Exercise aim: The entries below are to be retyped exactly. Preserve every word.

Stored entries
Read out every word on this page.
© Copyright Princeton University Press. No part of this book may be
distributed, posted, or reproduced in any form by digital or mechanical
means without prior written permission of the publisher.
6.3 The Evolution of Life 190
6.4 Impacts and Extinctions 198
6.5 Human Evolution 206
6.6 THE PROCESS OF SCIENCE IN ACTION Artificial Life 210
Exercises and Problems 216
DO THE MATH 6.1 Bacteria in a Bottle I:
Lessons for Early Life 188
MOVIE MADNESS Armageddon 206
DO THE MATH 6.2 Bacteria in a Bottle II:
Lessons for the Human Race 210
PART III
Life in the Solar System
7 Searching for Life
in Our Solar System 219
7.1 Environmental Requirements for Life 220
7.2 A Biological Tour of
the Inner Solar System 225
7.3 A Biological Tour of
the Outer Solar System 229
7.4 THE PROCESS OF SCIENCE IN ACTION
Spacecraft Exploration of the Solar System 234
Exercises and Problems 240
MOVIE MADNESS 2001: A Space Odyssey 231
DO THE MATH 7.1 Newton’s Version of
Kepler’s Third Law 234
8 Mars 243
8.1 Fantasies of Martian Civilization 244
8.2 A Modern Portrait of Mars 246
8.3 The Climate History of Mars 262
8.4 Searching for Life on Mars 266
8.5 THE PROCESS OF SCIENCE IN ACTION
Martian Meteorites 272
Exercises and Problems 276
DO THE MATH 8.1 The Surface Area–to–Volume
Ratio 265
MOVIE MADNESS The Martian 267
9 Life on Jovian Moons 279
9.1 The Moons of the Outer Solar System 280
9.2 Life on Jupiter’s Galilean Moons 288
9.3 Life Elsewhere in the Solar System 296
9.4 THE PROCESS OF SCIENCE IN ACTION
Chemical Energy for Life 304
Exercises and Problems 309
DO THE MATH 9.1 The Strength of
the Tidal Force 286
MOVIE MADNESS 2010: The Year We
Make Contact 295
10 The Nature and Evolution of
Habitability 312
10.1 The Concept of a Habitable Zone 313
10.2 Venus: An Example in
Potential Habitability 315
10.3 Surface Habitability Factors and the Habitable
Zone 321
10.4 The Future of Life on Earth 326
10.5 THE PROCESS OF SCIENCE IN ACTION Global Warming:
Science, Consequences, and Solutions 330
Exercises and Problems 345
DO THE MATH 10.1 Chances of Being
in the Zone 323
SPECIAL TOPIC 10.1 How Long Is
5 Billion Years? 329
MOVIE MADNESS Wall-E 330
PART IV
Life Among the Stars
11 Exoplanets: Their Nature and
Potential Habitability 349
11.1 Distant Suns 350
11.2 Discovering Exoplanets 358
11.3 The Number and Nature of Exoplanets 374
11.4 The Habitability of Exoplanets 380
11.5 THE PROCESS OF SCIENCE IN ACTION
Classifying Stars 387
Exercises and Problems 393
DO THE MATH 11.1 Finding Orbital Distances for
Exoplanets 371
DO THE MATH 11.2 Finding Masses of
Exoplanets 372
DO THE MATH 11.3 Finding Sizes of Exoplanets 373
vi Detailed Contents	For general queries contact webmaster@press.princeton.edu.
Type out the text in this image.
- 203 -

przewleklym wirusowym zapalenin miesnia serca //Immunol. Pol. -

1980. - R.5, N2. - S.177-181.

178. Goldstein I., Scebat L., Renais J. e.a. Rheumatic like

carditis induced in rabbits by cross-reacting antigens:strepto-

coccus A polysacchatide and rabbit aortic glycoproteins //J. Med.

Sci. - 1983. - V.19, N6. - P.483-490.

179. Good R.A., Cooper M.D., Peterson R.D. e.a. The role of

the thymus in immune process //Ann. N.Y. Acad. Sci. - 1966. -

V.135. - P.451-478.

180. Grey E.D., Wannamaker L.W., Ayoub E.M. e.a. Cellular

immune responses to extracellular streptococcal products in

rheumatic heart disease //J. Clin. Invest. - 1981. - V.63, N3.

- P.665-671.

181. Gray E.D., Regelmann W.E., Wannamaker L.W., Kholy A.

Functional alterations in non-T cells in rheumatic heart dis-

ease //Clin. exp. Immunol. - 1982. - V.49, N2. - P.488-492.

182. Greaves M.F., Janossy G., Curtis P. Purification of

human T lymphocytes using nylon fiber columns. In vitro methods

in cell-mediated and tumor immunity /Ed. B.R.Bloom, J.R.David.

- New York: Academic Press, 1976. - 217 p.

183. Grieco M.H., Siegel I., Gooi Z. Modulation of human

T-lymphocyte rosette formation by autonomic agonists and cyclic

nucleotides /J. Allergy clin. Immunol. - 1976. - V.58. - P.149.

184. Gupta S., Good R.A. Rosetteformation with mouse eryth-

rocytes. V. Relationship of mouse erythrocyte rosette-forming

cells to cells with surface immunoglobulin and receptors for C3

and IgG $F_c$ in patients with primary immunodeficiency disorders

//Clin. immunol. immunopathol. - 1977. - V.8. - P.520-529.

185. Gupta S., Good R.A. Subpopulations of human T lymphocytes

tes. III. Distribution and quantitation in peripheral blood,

Written answer:
Read out every word on this page.
© Copyright Princeton University Press. No part of this book may be
distributed, posted, or reproduced in any form by digital or mechanical
means without prior written permission of the publisher.
6.3 The Evolution of Life 190
6.4 Impacts and Extinctions 198
6.5 Human Evolution 206
6.6 THE PROCESS OF SCIENCE IN ACTION Artificial Life 210
Exercises and Problems 216
DO THE MATH 6.1 Bacteria in a Bottle I:
Lessons for Early Life 188
MOVIE MADNESS Armageddon 206
DO THE MATH 6.2 Bacteria in a Bottle II:
Lessons for the Human Race 210
PART III
Life in the Solar System
7 Searching for Life
in Our Solar System 219
7.1 Environmental Requirements for Life 220
7.2 A Biological Tour of
the Inner Solar System 225
7.3 A Biological Tour of
the Outer Solar System 229
7.4 THE PROCESS OF SCIENCE IN ACTION
Spacecraft Exploration of the Solar System 234
Exercises and Problems 240
MOVIE MADNESS 2001: A Space Odyssey 231
DO THE MATH 7.1 Newton’s Version of
Kepler’s Third Law 234
8 Mars 243
8.1 Fantasies of Martian Civilization 244
8.2 A Modern Portrait of Mars 246
8.3 The Climate History of Mars 262
8.4 Searching for Life on Mars 266
8.5 THE PROCESS OF SCIENCE IN ACTION
Martian Meteorites 272
Exercises and Problems 276
DO THE MATH 8.1 The Surface Area–to–Volume
Ratio 265
MOVIE MADNESS The Martian 267
9 Life on Jovian Moons 279
9.1 The Moons of the Outer Solar System 280
9.2 Life on Jupiter’s Galilean Moons 288
9.3 Life Elsewhere in the Solar System 296
9.4 THE PROCESS OF SCIENCE IN ACTION
Chemical Energy for Life 304
Exercises and Problems 309
DO THE MATH 9.1 The Strength of
the Tidal Force 286
MOVIE MADNESS 2010: The Year We
Make Contact 295
10 The Nature and Evolution of
Habitability 312
10.1 The Concept of a Habitable Zone 313
10.2 Venus: An Example in
Potential Habitability 315
10.3 Surface Habitability Factors and the Habitable
Zone 321
10.4 The Future of Life on Earth 326
10.5 THE PROCESS OF SCIENCE IN ACTION Global Warming:
Science, Consequences, and Solutions 330
Exercises and Problems 345
DO THE MATH 10.1 Chances of Being
in the Zone 323
SPECIAL TOPIC 10.1 How Long Is
5 Billion Years? 329
MOVIE MADNESS Wall-E 330
PART IV
Life Among the Stars
11 Exoplanets: Their Nature and
Potential Habitability 349
11.1 Distant Suns 350
11.2 Discovering Exoplanets 358
11.3 The Number and Nature of Exoplanets 374
11.4 The Habitability of Exoplanets 380
11.5 THE PROCESS OF SCIENCE IN ACTION
Classifying Stars 387
Exercises and Problems 393
DO THE MATH 11.1 Finding Orbital Distances for
Exoplanets 371
DO THE MATH 11.2 Finding Masses of
Exoplanets 372
DO THE MATH 11.3 Finding Sizes of Exoplanets 373
vi Detailed Contents	For general queries contact webmaster@press.princeton.edu.
Type out the text in this image.
- 203 -

przewleklym wirusowym zapalenin miesnia serca //Immunol. Pol. -

1980. - R.5, N2. - S.177-181.

178. Goldstein I., Scebat L., Renais J. e.a. Rheumatic like

carditis induced in rabbits by cross-reacting antigens:strepto-

coccus A polysacchatide and rabbit aortic glycoproteins //J. Med.

Sci. - 1983. - V.19, N6. - P.483-490.

179. Good R.A., Cooper M.D., Peterson R.D. e.a. The role of

the thymus in immune process //Ann. N.Y. Acad. Sci. - 1966. -

V.135. - P.451-478.

180. Grey E.D., Wannamaker L.W., Ayoub E.M. e.a. Cellular

immune responses to extracellular streptococcal products in

rheumatic heart disease //J. Clin. Invest. - 1981. - V.63, N3.

- P.665-671.

181. Gray E.D., Regelmann W.E., Wannamaker L.W., Kholy A.

Functional alterations in non-T cells in rheumatic heart dis-

ease //Clin. exp. Immunol. - 1982. - V.49, N2. - P.488-492.

182. Greaves M.F., Janossy G., Curtis P. Purification of

human T lymphocytes using nylon fiber columns. In vitro methods

in cell-mediated and tumor immunity /Ed. B.R.Bloom, J.R.David.

- New York: Academic Press, 1976. - 217 p.

183. Grieco M.H., Siegel I., Gooi Z. Modulation of human

T-lymphocyte rosette formation by autonomic agonists and cyclic

nucleotides /J. Allergy clin. Immunol. - 1976. - V.58. - P.149.

184. Gupta S., Good R.A. Rosetteformation with mouse eryth-

rocytes. V. Relationship of mouse erythrocyte rosette-forming

cells to cells with surface immunoglobulin and receptors for C3

and IgG $F_c$ in patients with primary immunodeficiency disorders

//Clin. immunol. immunopathol. - 1977. - V.8. - P.520-529.

185. Gupta S., Good R.A. Subpopulations of human T lymphocytes

tes. III. Distribution and quantitation in peripheral blood,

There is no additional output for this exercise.